■ Required work ■
Pick out each line in these entries that contains the string "基本工资".

■ Entries ■
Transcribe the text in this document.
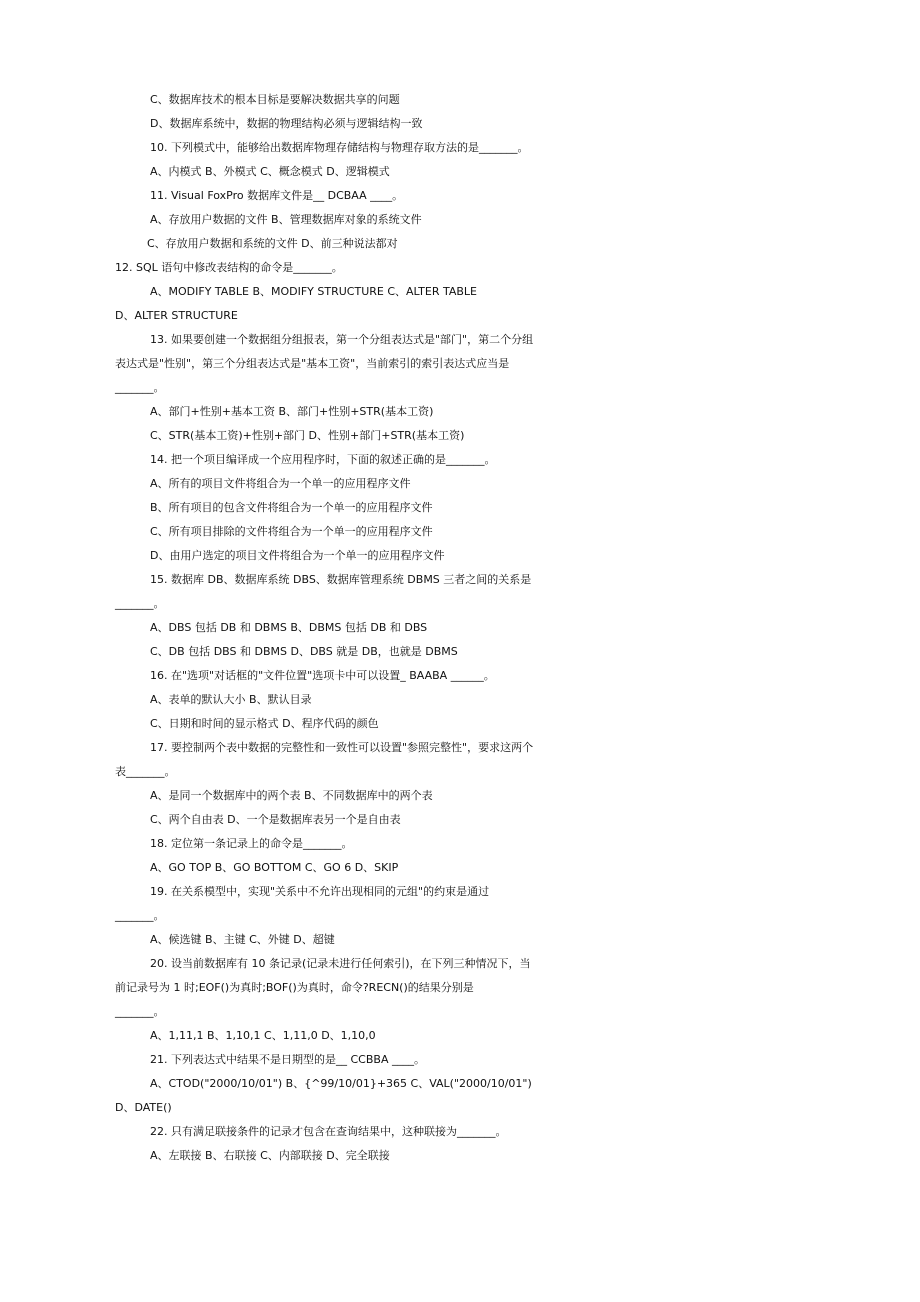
C、数据库技术的根本目标是要解决数据共享的问题

D、数据库系统中，数据的物理结构必须与逻辑结构一致

10. 下列模式中，能够给出数据库物理存储结构与物理存取方法的是_______。

A、内模式 B、外模式 C、概念模式 D、逻辑模式

11. Visual FoxPro 数据库文件是__ DCBAA ____。

A、存放用户数据的文件 B、管理数据库对象的系统文件

C、存放用户数据和系统的文件 D、前三种说法都对

12. SQL 语句中修改表结构的命令是_______。

A、MODIFY TABLE B、MODIFY STRUCTURE C、ALTER TABLE

D、ALTER STRUCTURE

13. 如果要创建一个数据组分组报表，第一个分组表达式是"部门"，第二个分组

表达式是"性别"，第三个分组表达式是"基本工资"，当前索引的索引表达式应当是

_______。

A、部门+性别+基本工资 B、部门+性别+STR(基本工资)

C、STR(基本工资)+性别+部门 D、性别+部门+STR(基本工资)

14. 把一个项目编译成一个应用程序时，下面的叙述正确的是_______。

A、所有的项目文件将组合为一个单一的应用程序文件

B、所有项目的包含文件将组合为一个单一的应用程序文件

C、所有项目排除的文件将组合为一个单一的应用程序文件

D、由用户选定的项目文件将组合为一个单一的应用程序文件

15. 数据库 DB、数据库系统 DBS、数据库管理系统 DBMS 三者之间的关系是

_______。

A、DBS 包括 DB 和 DBMS B、DBMS 包括 DB 和 DBS

C、DB 包括 DBS 和 DBMS D、DBS 就是 DB，也就是 DBMS

16. 在"选项"对话框的"文件位置"选项卡中可以设置_ BAABA ______。

A、表单的默认大小 B、默认目录

C、日期和时间的显示格式 D、程序代码的颜色

17. 要控制两个表中数据的完整性和一致性可以设置"参照完整性"，要求这两个

表_______。

A、是同一个数据库中的两个表 B、不同数据库中的两个表

C、两个自由表 D、一个是数据库表另一个是自由表

18. 定位第一条记录上的命令是_______。

A、GO TOP B、GO BOTTOM C、GO 6 D、SKIP

19. 在关系模型中，实现"关系中不允许出现相同的元组"的约束是通过

_______。

A、候选键 B、主键 C、外键 D、超键

20. 设当前数据库有 10 条记录(记录未进行任何索引)，在下列三种情况下，当

前记录号为 1 时;EOF()为真时;BOF()为真时，命令?RECN()的结果分别是

_______。

A、1,11,1 B、1,10,1 C、1,11,0 D、1,10,0

21. 下列表达式中结果不是日期型的是__ CCBBA ____。

A、CTOD("2000/10/01") B、{^99/10/01}+365 C、VAL("2000/10/01")

D、DATE()

22. 只有满足联接条件的记录才包含在查询结果中，这种联接为_______。

A、左联接 B、右联接 C、内部联接 D、完全联接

■ Solution to this problem ■
表达式是"性别"，第三个分组表达式是"基本工资"，当前索引的索引表达式应当是
A、部门+性别+基本工资 B、部门+性别+STR(基本工资)
C、STR(基本工资)+性别+部门 D、性别+部门+STR(基本工资)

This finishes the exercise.